* _Prompt_: Write out precisely the lines beginning with the line that contains "Output the text content of this document." and ending with the last line of the entries, and no other lines.

* _Input material_:
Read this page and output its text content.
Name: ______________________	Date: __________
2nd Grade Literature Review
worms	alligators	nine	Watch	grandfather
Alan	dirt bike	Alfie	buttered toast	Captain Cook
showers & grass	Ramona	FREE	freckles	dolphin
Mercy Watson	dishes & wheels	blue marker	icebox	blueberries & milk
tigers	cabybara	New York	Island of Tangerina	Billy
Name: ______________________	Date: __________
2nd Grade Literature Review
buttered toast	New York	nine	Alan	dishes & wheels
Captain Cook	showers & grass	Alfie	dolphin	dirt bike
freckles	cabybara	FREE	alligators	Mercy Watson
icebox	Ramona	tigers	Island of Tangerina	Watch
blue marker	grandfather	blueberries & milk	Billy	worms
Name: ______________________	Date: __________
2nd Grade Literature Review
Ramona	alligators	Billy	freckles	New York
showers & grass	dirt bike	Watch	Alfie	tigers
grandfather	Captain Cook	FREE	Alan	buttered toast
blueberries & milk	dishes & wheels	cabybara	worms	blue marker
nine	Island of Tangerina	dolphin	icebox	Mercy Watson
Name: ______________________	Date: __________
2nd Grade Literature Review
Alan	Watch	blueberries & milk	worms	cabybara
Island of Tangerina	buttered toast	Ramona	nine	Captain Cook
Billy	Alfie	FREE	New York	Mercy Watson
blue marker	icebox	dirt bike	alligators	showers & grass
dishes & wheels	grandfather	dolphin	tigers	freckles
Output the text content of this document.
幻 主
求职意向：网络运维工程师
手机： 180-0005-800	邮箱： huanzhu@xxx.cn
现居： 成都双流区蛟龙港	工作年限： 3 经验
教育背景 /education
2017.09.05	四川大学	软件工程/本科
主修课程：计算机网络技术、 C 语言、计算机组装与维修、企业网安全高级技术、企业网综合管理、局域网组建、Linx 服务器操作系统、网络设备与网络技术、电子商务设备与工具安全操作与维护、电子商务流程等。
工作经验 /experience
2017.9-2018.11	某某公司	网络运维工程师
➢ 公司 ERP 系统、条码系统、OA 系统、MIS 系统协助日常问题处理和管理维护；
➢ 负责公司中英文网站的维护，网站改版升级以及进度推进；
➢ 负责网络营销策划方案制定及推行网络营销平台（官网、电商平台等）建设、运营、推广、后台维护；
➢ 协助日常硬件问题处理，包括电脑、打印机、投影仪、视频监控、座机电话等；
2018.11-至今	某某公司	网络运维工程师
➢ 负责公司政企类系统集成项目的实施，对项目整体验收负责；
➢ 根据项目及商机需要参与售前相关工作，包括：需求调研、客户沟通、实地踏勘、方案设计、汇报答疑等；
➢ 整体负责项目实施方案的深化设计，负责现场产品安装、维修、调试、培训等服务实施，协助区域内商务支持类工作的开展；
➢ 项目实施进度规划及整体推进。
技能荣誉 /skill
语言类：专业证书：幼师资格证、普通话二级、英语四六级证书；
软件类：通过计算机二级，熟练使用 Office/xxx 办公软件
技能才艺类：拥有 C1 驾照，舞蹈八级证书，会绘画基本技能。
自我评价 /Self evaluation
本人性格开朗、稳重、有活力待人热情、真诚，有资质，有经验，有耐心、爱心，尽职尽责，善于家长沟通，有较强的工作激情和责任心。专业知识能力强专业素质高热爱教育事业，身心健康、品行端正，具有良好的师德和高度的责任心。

* _Exercise response_:
Output the text content of this document.
幻 主
求职意向：网络运维工程师
手机： 180-0005-800	邮箱： huanzhu@xxx.cn
现居： 成都双流区蛟龙港	工作年限： 3 经验
教育背景 /education
2017.09.05	四川大学	软件工程/本科
主修课程：计算机网络技术、 C 语言、计算机组装与维修、企业网安全高级技术、企业网综合管理、局域网组建、Linx 服务器操作系统、网络设备与网络技术、电子商务设备与工具安全操作与维护、电子商务流程等。
工作经验 /experience
2017.9-2018.11	某某公司	网络运维工程师
➢ 公司 ERP 系统、条码系统、OA 系统、MIS 系统协助日常问题处理和管理维护；
➢ 负责公司中英文网站的维护，网站改版升级以及进度推进；
➢ 负责网络营销策划方案制定及推行网络营销平台（官网、电商平台等）建设、运营、推广、后台维护；
➢ 协助日常硬件问题处理，包括电脑、打印机、投影仪、视频监控、座机电话等；
2018.11-至今	某某公司	网络运维工程师
➢ 负责公司政企类系统集成项目的实施，对项目整体验收负责；
➢ 根据项目及商机需要参与售前相关工作，包括：需求调研、客户沟通、实地踏勘、方案设计、汇报答疑等；
➢ 整体负责项目实施方案的深化设计，负责现场产品安装、维修、调试、培训等服务实施，协助区域内商务支持类工作的开展；
➢ 项目实施进度规划及整体推进。
技能荣誉 /skill
语言类：专业证书：幼师资格证、普通话二级、英语四六级证书；
软件类：通过计算机二级，熟练使用 Office/xxx 办公软件
技能才艺类：拥有 C1 驾照，舞蹈八级证书，会绘画基本技能。
自我评价 /Self evaluation
本人性格开朗、稳重、有活力待人热情、真诚，有资质，有经验，有耐心、爱心，尽职尽责，善于家长沟通，有较强的工作激情和责任心。专业知识能力强专业素质高热爱教育事业，身心健康、品行端正，具有良好的师德和高度的责任心。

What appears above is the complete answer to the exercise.